::: Excerpted records :::
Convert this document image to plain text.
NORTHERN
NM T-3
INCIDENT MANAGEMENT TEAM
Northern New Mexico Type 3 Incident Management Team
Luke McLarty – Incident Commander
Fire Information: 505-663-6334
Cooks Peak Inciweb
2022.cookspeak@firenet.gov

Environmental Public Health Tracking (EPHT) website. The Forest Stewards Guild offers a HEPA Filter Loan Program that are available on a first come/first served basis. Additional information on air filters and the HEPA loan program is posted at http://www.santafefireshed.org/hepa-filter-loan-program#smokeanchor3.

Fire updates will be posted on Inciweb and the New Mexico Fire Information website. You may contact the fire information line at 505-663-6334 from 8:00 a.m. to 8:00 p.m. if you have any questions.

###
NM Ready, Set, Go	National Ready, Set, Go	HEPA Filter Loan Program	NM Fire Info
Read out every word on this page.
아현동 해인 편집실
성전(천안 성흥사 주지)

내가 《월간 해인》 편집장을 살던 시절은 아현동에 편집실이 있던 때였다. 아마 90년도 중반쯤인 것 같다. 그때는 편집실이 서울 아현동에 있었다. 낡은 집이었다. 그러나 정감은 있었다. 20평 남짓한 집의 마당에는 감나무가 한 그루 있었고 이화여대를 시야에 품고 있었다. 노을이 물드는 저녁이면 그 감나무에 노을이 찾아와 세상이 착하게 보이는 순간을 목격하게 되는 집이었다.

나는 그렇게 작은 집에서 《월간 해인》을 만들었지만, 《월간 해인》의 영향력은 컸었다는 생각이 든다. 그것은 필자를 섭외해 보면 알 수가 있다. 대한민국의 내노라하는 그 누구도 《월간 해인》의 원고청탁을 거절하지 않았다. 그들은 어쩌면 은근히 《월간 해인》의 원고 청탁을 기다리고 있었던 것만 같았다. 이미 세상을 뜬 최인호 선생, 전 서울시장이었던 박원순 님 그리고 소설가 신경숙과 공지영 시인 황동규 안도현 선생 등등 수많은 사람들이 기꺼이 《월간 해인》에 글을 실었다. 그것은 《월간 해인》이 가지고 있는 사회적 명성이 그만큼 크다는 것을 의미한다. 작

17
:::
Written task
Quote the data above in full, changing nothing.

Written answer
Convert this document image to plain text.
NORTHERN
NM T-3
INCIDENT MANAGEMENT TEAM
Northern New Mexico Type 3 Incident Management Team
Luke McLarty – Incident Commander
Fire Information: 505-663-6334
Cooks Peak Inciweb
2022.cookspeak@firenet.gov

Environmental Public Health Tracking (EPHT) website. The Forest Stewards Guild offers a HEPA Filter Loan Program that are available on a first come/first served basis. Additional information on air filters and the HEPA loan program is posted at http://www.santafefireshed.org/hepa-filter-loan-program#smokeanchor3.

Fire updates will be posted on Inciweb and the New Mexico Fire Information website. You may contact the fire information line at 505-663-6334 from 8:00 a.m. to 8:00 p.m. if you have any questions.

###
NM Ready, Set, Go	National Ready, Set, Go	HEPA Filter Loan Program	NM Fire Info
Read out every word on this page.
아현동 해인 편집실
성전(천안 성흥사 주지)

내가 《월간 해인》 편집장을 살던 시절은 아현동에 편집실이 있던 때였다. 아마 90년도 중반쯤인 것 같다. 그때는 편집실이 서울 아현동에 있었다. 낡은 집이었다. 그러나 정감은 있었다. 20평 남짓한 집의 마당에는 감나무가 한 그루 있었고 이화여대를 시야에 품고 있었다. 노을이 물드는 저녁이면 그 감나무에 노을이 찾아와 세상이 착하게 보이는 순간을 목격하게 되는 집이었다.

나는 그렇게 작은 집에서 《월간 해인》을 만들었지만, 《월간 해인》의 영향력은 컸었다는 생각이 든다. 그것은 필자를 섭외해 보면 알 수가 있다. 대한민국의 내노라하는 그 누구도 《월간 해인》의 원고청탁을 거절하지 않았다. 그들은 어쩌면 은근히 《월간 해인》의 원고 청탁을 기다리고 있었던 것만 같았다. 이미 세상을 뜬 최인호 선생, 전 서울시장이었던 박원순 님 그리고 소설가 신경숙과 공지영 시인 황동규 안도현 선생 등등 수많은 사람들이 기꺼이 《월간 해인》에 글을 실었다. 그것은 《월간 해인》이 가지고 있는 사회적 명성이 그만큼 크다는 것을 의미한다. 작

17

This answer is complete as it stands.